__Text shown__:
The algorithm, called Hotnet2, was used to analyze genetic data from 12 different types of cancer assembled as part of the pan-cancer project of The Cancer Genome Atlas (TCGA). The research looked at somatic mutations — those that occur in cells during one’s lifetime — and not genetic variants inherited from parents. The study identified 16 subnetworks of genes — several of which have not previously received much attention for their potential role in cancer — that are mutated with surprising frequency in the 3,281 samples in the dataset.
The researchers hope the new findings, published in Nature Genetics, will provide scientists with new leads in the search for somatic mutations that drive cancer. Additional data from the project, along with a downloadable version of the Hotnet2 software, is alsoavailable online.
“Ultimately, there will need to be laboratory experiments that confirm these findings,” said Ben Raphael, associate professor of computer science, director of the Center for Computational Molecular Biology at Brown, and the paper’s senior author. “But the hope is that the computational analysis will help prioritize the experiments toward those genes and mutations that are likely to be involved in cancer.”
The research takes a different approach than many cancer genetics studies, which often look for mutations in single genes that occur frequently in cancer samples. Genes often do not work alone, but operate together to form networks and pathways that govern cell functions. In some cases, a mutation in any of the multiple genes in a pathway could cause a malfunction that leads to cancer. Because damaging mutations can be spread across multiple such networks of genes, it can be hard to detect them in statistical tests.
“When looking at single genes, you typically find a small number that you can confidently say are likely to be cancer genes,” Raphael said. “But you also see many other genes that, statistically, you cannot say much about. You don’t know if they’re important or not.”
The Hotnet2 algorithm analyzes genes at the network level, and that helps to identify mutations that occur rarely but are nonetheless important in cancer.

__Activity A__: In the article on Hotnet2, how many samples were in the dataset analyzed?
__Activity B__: According to the article on Hotnet2, why can damaging cancer mutations be hard to detect in statistical tests?
__Activity C__: Pick up the article on Hotnet2 after its last sentence and continue it.

__Extracted records__:
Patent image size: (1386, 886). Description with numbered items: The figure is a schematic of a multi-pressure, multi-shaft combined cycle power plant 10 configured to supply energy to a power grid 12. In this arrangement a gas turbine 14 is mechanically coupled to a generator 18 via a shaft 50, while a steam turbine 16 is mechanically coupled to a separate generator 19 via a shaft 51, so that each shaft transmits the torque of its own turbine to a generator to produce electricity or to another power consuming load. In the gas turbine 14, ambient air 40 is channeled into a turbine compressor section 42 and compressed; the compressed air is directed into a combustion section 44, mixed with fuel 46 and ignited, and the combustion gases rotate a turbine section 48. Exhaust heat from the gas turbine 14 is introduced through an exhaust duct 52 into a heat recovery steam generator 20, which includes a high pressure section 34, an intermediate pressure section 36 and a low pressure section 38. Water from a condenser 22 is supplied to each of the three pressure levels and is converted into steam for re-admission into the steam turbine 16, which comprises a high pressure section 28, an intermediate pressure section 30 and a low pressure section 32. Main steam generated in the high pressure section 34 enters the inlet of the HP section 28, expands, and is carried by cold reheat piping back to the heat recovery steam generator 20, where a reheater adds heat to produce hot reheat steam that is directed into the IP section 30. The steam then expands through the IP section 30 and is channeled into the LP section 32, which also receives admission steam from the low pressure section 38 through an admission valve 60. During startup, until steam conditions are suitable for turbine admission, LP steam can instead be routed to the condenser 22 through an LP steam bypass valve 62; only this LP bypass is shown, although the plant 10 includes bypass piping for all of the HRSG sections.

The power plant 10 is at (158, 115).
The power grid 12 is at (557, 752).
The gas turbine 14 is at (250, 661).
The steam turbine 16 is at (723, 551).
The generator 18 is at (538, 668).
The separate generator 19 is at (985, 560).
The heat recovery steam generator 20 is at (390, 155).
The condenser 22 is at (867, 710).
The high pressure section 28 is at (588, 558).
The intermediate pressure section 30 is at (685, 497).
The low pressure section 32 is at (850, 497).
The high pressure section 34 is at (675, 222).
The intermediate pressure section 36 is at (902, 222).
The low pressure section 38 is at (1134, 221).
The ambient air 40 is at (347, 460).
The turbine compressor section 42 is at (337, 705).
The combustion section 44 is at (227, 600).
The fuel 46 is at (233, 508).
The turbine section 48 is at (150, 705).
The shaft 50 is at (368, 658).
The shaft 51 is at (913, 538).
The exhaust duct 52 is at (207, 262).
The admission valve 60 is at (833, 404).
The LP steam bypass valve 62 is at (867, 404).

__Reply A__: The dataset held 3,281 samples.

__Reply B__: Genes often work together in networks and pathways, and a mutation in any of several genes in a pathway can cause a malfunction that leads to cancer. Because damaging mutations can be spread across multiple such networks of genes, statistical tests have trouble detecting them.

__Reply C__:
“For example, maybe there’s a gene that’s mutated in 80 percent of samples, but the other 20 percent have rare mutations in multiple other genes,” Raphael said. “If we see that some of those rare mutations are in the same pathway as the more common one, it helps to build the case that those rare mutations are important.”
The HotNet2 algorithm works by projecting mutation data from patients onto a map of known gene interactions and looking for connected networks that are mutated more often than would be expected by chance. The program represents frequently mutated genes as heat sources. By looking at the way heat is distributed and clustered across the map, the program finds the “hot” networks involved in cancer.
The original version of Hotnet was used to identify networks important in acute myeloid leukemia, ovarian cancer, and several other types of cancer. Hotnet2 was modified from the original in order to deal with the much larger and more complex pan-cancer dataset used in this most recent study.
All told, the algorithm picked out 16 different networks that appear to be important across cancer types. Several of those 16 were networks associated with genes and pathways that are known cancer drivers, which provides a validation of the algorithm, Raphael said. Examples in that group include the p53 and NOTCH pathways.
But the algorithm also identified pathways that are not as well known as being important in cancer. Those included protein complexes such as cohesin and condensin, both of which play roles in cell division and other cellular processes.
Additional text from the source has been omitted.